Start of Records shown
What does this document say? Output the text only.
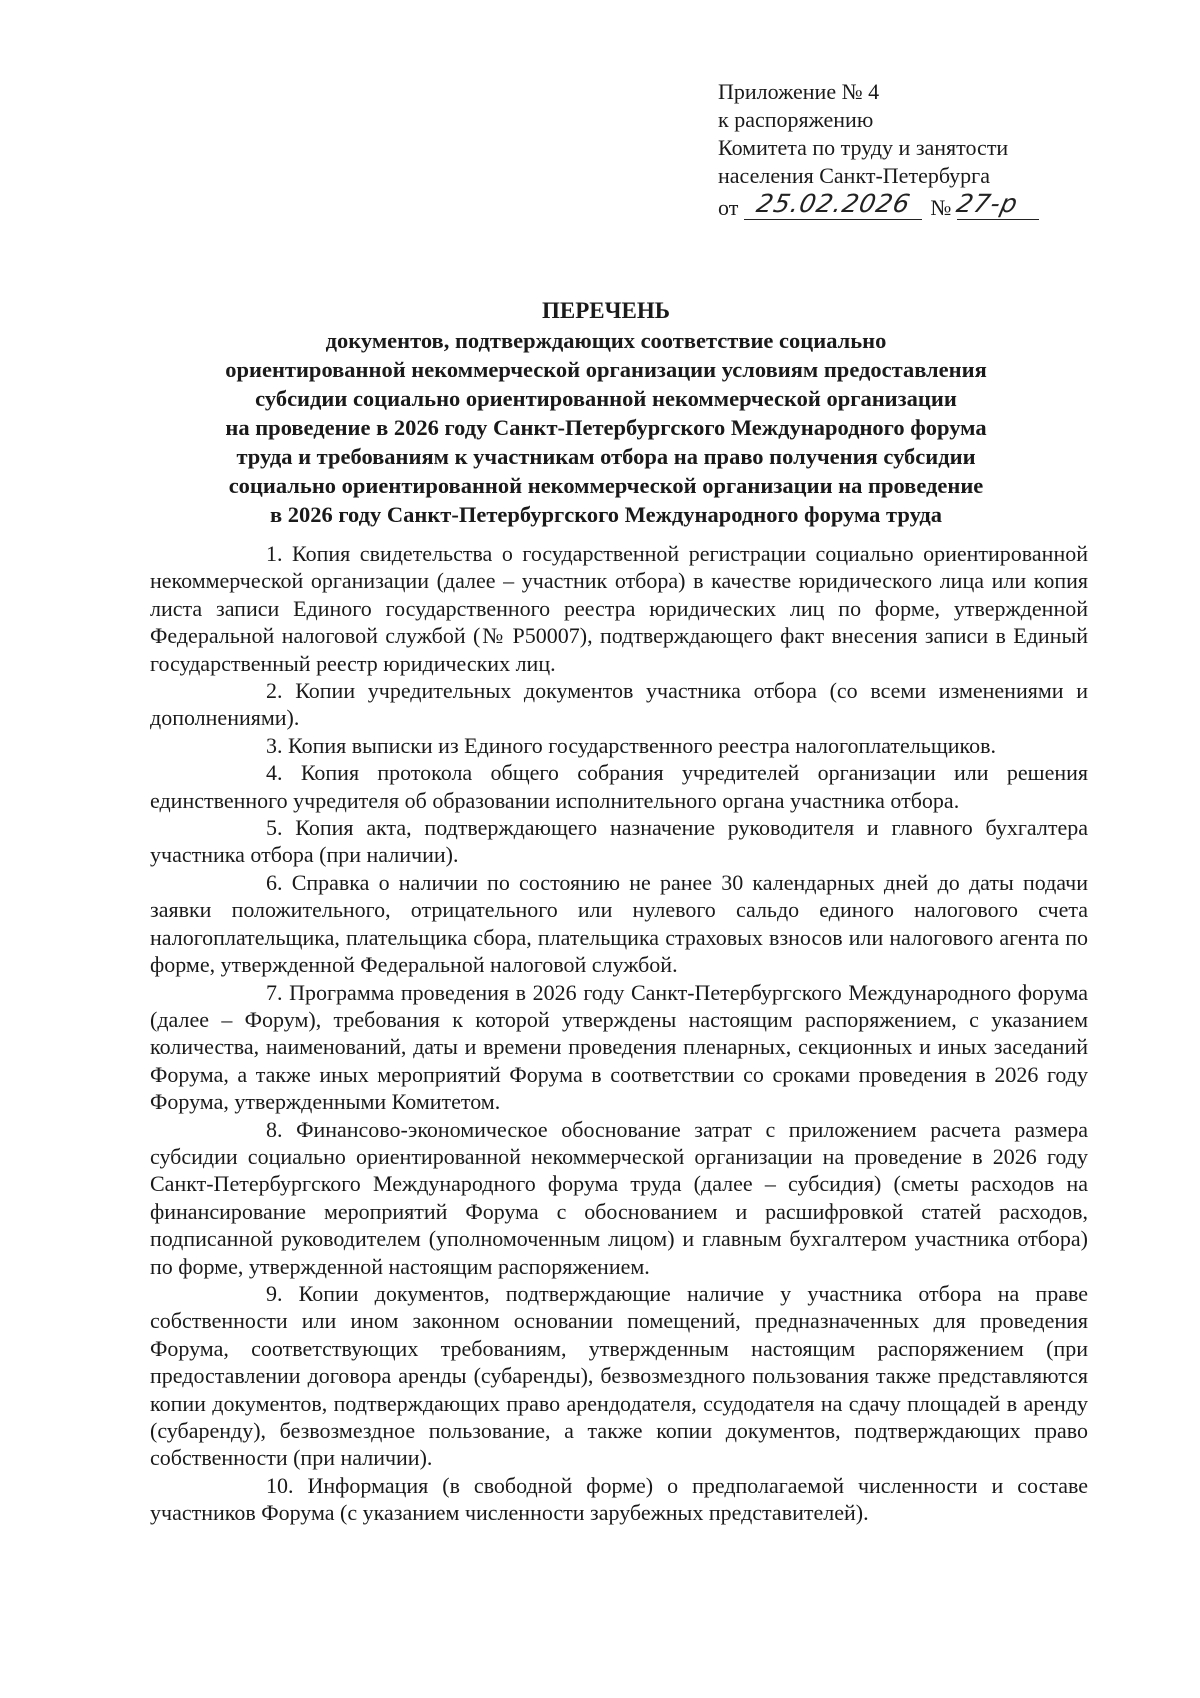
Приложение № 4
к распоряжению
Комитета по труду и занятости
населения Санкт-Петербурга
от 25.02.2026 № 27-р
ПЕРЕЧЕНЬ
документов, подтверждающих соответствие социально
ориентированной некоммерческой организации условиям предоставления
субсидии социально ориентированной некоммерческой организации
на проведение в 2026 году Санкт-Петербургского Международного форума
труда и требованиям к участникам отбора на право получения субсидии
социально ориентированной некоммерческой организации на проведение
в 2026 году Санкт-Петербургского Международного форума труда

1. Копия свидетельства о государственной регистрации социально ориентированной некоммерческой организации (далее – участник отбора) в качестве юридического лица или копия листа записи Единого государственного реестра юридических лиц по форме, утвержденной Федеральной налоговой службой (№ Р50007), подтверждающего факт внесения записи в Единый государственный реестр юридических лиц.

2. Копии учредительных документов участника отбора (со всеми изменениями и дополнениями).

3. Копия выписки из Единого государственного реестра налогоплательщиков.

4. Копия протокола общего собрания учредителей организации или решения единственного учредителя об образовании исполнительного органа участника отбора.

5. Копия акта, подтверждающего назначение руководителя и главного бухгалтера участника отбора (при наличии).

6. Справка о наличии по состоянию не ранее 30 календарных дней до даты подачи заявки положительного, отрицательного или нулевого сальдо единого налогового счета налогоплательщика, плательщика сбора, плательщика страховых взносов или налогового агента по форме, утвержденной Федеральной налоговой службой.

7. Программа проведения в 2026 году Санкт-Петербургского Международного форума (далее – Форум), требования к которой утверждены настоящим распоряжением, с указанием количества, наименований, даты и времени проведения пленарных, секционных и иных заседаний Форума, а также иных мероприятий Форума в соответствии со сроками проведения в 2026 году Форума, утвержденными Комитетом.

8. Финансово-экономическое обоснование затрат с приложением расчета размера субсидии социально ориентированной некоммерческой организации на проведение в 2026 году Санкт-Петербургского Международного форума труда (далее – субсидия) (сметы расходов на финансирование мероприятий Форума с обоснованием и расшифровкой статей расходов, подписанной руководителем (уполномоченным лицом) и главным бухгалтером участника отбора) по форме, утвержденной настоящим распоряжением.

9. Копии документов, подтверждающие наличие у участника отбора на праве собственности или ином законном основании помещений, предназначенных для проведения Форума, соответствующих требованиям, утвержденным настоящим распоряжением (при предоставлении договора аренды (субаренды), безвозмездного пользования также представляются копии документов, подтверждающих право арендодателя, ссудодателя на сдачу площадей в аренду (субаренду), безвозмездное пользование, а также копии документов, подтверждающих право собственности (при наличии).

10. Информация (в свободной форме) о предполагаемой численности и составе участников Форума (с указанием численности зарубежных представителей).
End of Records shown
What you have to do —
Track down all lines above with the string "некоммерческой" and copy them.

Response to the exercise —
ориентированной некоммерческой организации условиям предоставления
субсидии социально ориентированной некоммерческой организации
социально ориентированной некоммерческой организации на проведение
1. Копия свидетельства о государственной регистрации социально ориентированной некоммерческой организации (далее – участник отбора) в качестве юридического лица или копия листа записи Единого государственного реестра юридических лиц по форме, утвержденной Федеральной налоговой службой (№ Р50007), подтверждающего факт внесения записи в Единый государственный реестр юридических лиц.
8. Финансово-экономическое обоснование затрат с приложением расчета размера субсидии социально ориентированной некоммерческой организации на проведение в 2026 году Санкт-Петербургского Международного форума труда (далее – субсидия) (сметы расходов на финансирование мероприятий Форума с обоснованием и расшифровкой статей расходов, подписанной руководителем (уполномоченным лицом) и главным бухгалтером участника отбора) по форме, утвержденной настоящим распоряжением.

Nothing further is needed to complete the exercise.